EXERCISE: Reproduce the records exactly.

"""

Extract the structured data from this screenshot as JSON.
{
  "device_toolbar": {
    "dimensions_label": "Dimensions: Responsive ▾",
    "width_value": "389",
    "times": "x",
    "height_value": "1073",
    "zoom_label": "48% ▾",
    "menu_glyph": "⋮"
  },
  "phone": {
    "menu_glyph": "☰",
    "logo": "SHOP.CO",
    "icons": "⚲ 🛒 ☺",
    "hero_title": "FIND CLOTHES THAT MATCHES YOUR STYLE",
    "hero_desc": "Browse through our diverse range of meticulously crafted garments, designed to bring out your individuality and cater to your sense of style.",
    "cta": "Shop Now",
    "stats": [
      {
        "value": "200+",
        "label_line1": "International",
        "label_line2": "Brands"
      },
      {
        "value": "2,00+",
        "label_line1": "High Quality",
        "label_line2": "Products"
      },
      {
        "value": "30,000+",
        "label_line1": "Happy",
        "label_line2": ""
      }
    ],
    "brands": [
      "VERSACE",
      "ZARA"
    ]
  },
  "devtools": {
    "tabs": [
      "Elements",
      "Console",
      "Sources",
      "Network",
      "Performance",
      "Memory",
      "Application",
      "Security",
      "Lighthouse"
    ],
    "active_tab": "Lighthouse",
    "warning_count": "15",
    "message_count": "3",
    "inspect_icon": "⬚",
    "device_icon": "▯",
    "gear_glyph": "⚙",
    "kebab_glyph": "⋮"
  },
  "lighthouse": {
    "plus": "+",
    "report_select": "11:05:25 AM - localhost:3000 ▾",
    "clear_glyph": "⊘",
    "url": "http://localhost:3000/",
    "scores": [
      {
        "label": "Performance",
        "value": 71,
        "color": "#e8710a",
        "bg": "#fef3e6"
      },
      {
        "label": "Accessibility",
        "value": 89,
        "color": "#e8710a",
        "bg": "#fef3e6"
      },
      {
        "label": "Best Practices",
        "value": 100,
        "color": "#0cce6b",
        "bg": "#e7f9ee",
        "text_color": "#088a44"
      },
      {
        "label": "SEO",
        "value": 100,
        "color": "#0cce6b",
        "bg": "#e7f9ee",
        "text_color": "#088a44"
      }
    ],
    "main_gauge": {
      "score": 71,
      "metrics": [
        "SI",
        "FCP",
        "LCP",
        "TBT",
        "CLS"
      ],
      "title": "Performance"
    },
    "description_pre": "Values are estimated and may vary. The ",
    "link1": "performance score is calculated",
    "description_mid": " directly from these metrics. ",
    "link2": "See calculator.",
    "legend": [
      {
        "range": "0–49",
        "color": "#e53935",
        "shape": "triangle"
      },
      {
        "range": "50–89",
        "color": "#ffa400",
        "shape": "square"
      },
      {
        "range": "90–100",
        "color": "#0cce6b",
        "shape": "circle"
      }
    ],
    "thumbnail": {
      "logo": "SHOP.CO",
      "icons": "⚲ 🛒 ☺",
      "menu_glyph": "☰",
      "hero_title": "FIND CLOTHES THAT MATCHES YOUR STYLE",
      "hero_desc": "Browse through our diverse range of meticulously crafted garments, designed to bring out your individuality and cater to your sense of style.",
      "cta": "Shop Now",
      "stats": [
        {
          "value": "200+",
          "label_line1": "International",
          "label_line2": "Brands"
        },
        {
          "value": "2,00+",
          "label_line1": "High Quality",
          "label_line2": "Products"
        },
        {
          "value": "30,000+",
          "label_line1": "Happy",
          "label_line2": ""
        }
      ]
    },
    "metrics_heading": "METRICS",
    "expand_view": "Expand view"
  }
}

"""

TASK RESPONSE:
Extract the structured data from this screenshot as JSON.
{
  "device_toolbar": {
    "dimensions_label": "Dimensions: Responsive ▾",
    "width_value": "389",
    "times": "x",
    "height_value": "1073",
    "zoom_label": "48% ▾",
    "menu_glyph": "⋮"
  },
  "phone": {
    "menu_glyph": "☰",
    "logo": "SHOP.CO",
    "icons": "⚲ 🛒 ☺",
    "hero_title": "FIND CLOTHES THAT MATCHES YOUR STYLE",
    "hero_desc": "Browse through our diverse range of meticulously crafted garments, designed to bring out your individuality and cater to your sense of style.",
    "cta": "Shop Now",
    "stats": [
      {
        "value": "200+",
        "label_line1": "International",
        "label_line2": "Brands"
      },
      {
        "value": "2,00+",
        "label_line1": "High Quality",
        "label_line2": "Products"
      },
      {
        "value": "30,000+",
        "label_line1": "Happy",
        "label_line2": ""
      }
    ],
    "brands": [
      "VERSACE",
      "ZARA"
    ]
  },
  "devtools": {
    "tabs": [
      "Elements",
      "Console",
      "Sources",
      "Network",
      "Performance",
      "Memory",
      "Application",
      "Security",
      "Lighthouse"
    ],
    "active_tab": "Lighthouse",
    "warning_count": "15",
    "message_count": "3",
    "inspect_icon": "⬚",
    "device_icon": "▯",
    "gear_glyph": "⚙",
    "kebab_glyph": "⋮"
  },
  "lighthouse": {
    "plus": "+",
    "report_select": "11:05:25 AM - localhost:3000 ▾",
    "clear_glyph": "⊘",
    "url": "http://localhost:3000/",
    "scores": [
      {
        "label": "Performance",
        "value": 71,
        "color": "#e8710a",
        "bg": "#fef3e6"
      },
      {
        "label": "Accessibility",
        "value": 89,
        "color": "#e8710a",
        "bg": "#fef3e6"
      },
      {
        "label": "Best Practices",
        "value": 100,
        "color": "#0cce6b",
        "bg": "#e7f9ee",
        "text_color": "#088a44"
      },
      {
        "label": "SEO",
        "value": 100,
        "color": "#0cce6b",
        "bg": "#e7f9ee",
        "text_color": "#088a44"
      }
    ],
    "main_gauge": {
      "score": 71,
      "metrics": [
        "SI",
        "FCP",
        "LCP",
        "TBT",
        "CLS"
      ],
      "title": "Performance"
    },
    "description_pre": "Values are estimated and may vary. The ",
    "link1": "performance score is calculated",
    "description_mid": " directly from these metrics. ",
    "link2": "See calculator.",
    "legend": [
      {
        "range": "0–49",
        "color": "#e53935",
        "shape": "triangle"
      },
      {
        "range": "50–89",
        "color": "#ffa400",
        "shape": "square"
      },
      {
        "range": "90–100",
        "color": "#0cce6b",
        "shape": "circle"
      }
    ],
    "thumbnail": {
      "logo": "SHOP.CO",
      "icons": "⚲ 🛒 ☺",
      "menu_glyph": "☰",
      "hero_title": "FIND CLOTHES THAT MATCHES YOUR STYLE",
      "hero_desc": "Browse through our diverse range of meticulously crafted garments, designed to bring out your individuality and cater to your sense of style.",
      "cta": "Shop Now",
      "stats": [
        {
          "value": "200+",
          "label_line1": "International",
          "label_line2": "Brands"
        },
        {
          "value": "2,00+",
          "label_line1": "High Quality",
          "label_line2": "Products"
        },
        {
          "value": "30,000+",
          "label_line1": "Happy",
          "label_line2": ""
        }
      ]
    },
    "metrics_heading": "METRICS",
    "expand_view": "Expand view"
  }
}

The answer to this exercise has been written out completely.